- **INSTRUCTIONS TO FOLLOW**:
Answer these questions from the text on renaming files below:
(a) What other possible default does the text say would also prevent "safely" renaming a file?
(b) What does the "safe" rename it offers involve?
(c) According to the text, what can happen in any multi-tasking environment if you test for existence before issuing the rename?

- **DOCUMENT TEXT**:
....

As is, the behaviour makes it impossible to safely rename a file.

That depends on your definition of "safely". The other possible default (not renaming if the target file exists), also prevents "safely" renaming a file. Because that will prevent the to-be-renamed file to be renamed. So that's also "unsafe".

You should also consider what should happen in the following situation:

$ touch file $ ln -s target link $ rename file link
Rename or not?

Note that if you want to do a "safe" rename, you can do so, although it involves a copy:

my ($f1, $f2); if (sysopen $f1, "new", O_WRONLY | O_CREAT | O_EXCL) { open $f2 => "old" or die; print $f1 <$fh2>; close $f1 or die; unlink "old" or die; }
You can test existance before issuing the rename, but in any multi-tasking environment there is always the possibility that the target file will be created between the test for existance and the rename.

....

- **SUPPLIED ENTRIES**:
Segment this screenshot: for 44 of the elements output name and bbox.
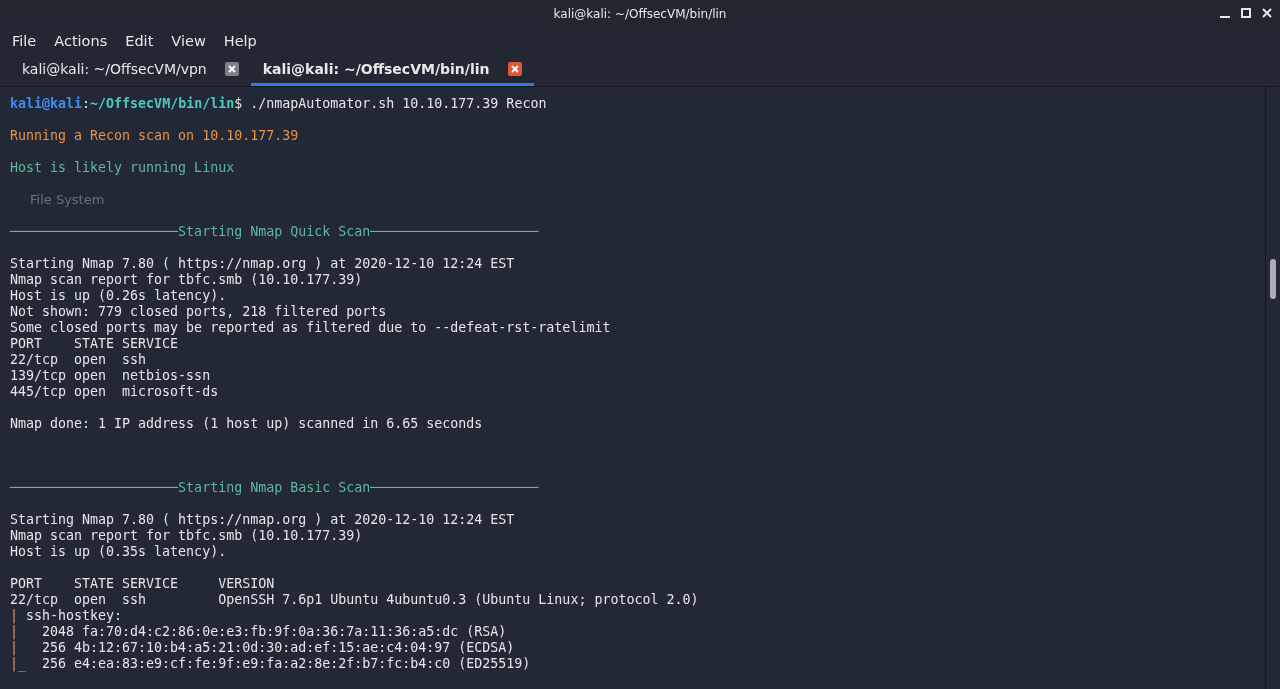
terminal-line: Host is up (0.26s latency). [10, 288, 227, 303]
scrollbar-thumb[interactable] [1270, 259, 1276, 299]
terminal-line: Nmap done: 1 IP address (1 host up) scanned in 6.65 seconds [10, 416, 483, 431]
terminal-line: PORT STATE SERVICE VERSION [10, 576, 275, 591]
terminal-text: 2048 fa:70:d4:c2:86:0e:e3:fb:9f:0a:36:7a:11:36:a5:dc (RSA) [41, 624, 507, 639]
terminal-line: ─────────────────────Starting Nmap Quick Scan───────────────────── [10, 224, 539, 239]
output-prefix-text: | [10, 640, 18, 655]
terminal-line: ─────────────────────Starting Nmap Basic Scan───────────────────── [10, 480, 539, 495]
terminal-line: Host is likely running Linux [10, 160, 235, 175]
terminal-line: 139/tcp open netbios-ssn [10, 368, 211, 383]
close-icon[interactable] [1262, 8, 1272, 18]
terminal-text: 256 e4:ea:83:e9:cf:fe:9f:e9:fa:a2:8e:2f:b7:fc:b4:c0 (ED25519) [41, 656, 531, 671]
maximize-icon[interactable] [1241, 8, 1251, 18]
menu-item[interactable]: Help [223, 33, 257, 49]
terminal-line: Running a Recon scan on 10.10.177.39 [10, 128, 299, 143]
output-prefix-text: | [10, 608, 18, 623]
prompt-user: kali@kali [10, 96, 83, 111]
terminal-text: ssh-hostkey: [25, 608, 123, 623]
desktop-icon-label: File System [30, 192, 105, 207]
menu-item[interactable]: Actions [54, 33, 108, 49]
menu-item[interactable]: File [12, 33, 37, 49]
terminal-line: 22/tcp open ssh OpenSSH 7.6p1 Ubuntu 4ubuntu0.3 (Ubuntu Linux; protocol 2.0) [10, 592, 699, 607]
prompt-path: ~/OffsecVM/bin/lin [90, 96, 235, 111]
terminal-line: Some closed ports may be reported as filtered due to --defeat-rst-ratelimit [10, 320, 611, 335]
terminal-text: : [82, 96, 91, 111]
terminal-line: 22/tcp open ssh [10, 352, 147, 367]
terminal-line: PORT STATE SERVICE [10, 336, 179, 351]
terminal-line: Nmap scan report for tbfc.smb (10.10.177.39) [10, 272, 363, 287]
window-title: kali@kali: ~/OffsecVM/bin/lin [553, 7, 727, 21]
tab-close-icon[interactable] [224, 61, 239, 76]
output-prefix-text: |_ [10, 656, 26, 671]
tab[interactable]: kali@kali: ~/OffsecVM/vpn [10, 54, 251, 86]
menu-item[interactable]: Edit [125, 33, 154, 49]
terminal-text: 256 4b:12:67:10:b4:a5:21:0d:30:ad:ef:15:ae:c4:04:97 (ECDSA) [41, 640, 515, 655]
terminal-line: 445/tcp open microsoft-ds [10, 384, 219, 399]
terminal-line: Nmap scan report for tbfc.smb (10.10.177.39) [10, 528, 363, 543]
menu-item[interactable]: View [171, 33, 206, 49]
output-prefix-text: | [10, 624, 18, 639]
terminal-line: Host is up (0.35s latency). [10, 544, 227, 559]
terminal-line: Starting Nmap 7.80 ( https://nmap.org ) at 2020-12-10 12:24 EST [10, 512, 515, 527]
terminal-line: Not shown: 779 closed ports, 218 filtered ports [10, 304, 387, 319]
terminal-line: Starting Nmap 7.80 ( https://nmap.org ) at 2020-12-10 12:24 EST [10, 256, 515, 271]
tab-close-icon[interactable] [507, 61, 522, 76]
terminal-text: $ ./nmapAutomator.sh 10.10.177.39 Recon [234, 96, 547, 111]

....

- **SOLUTION**:
(a) Not renaming if the target file exists.
(b) A copy.
(c) The target file may be created between the test for existence and the rename.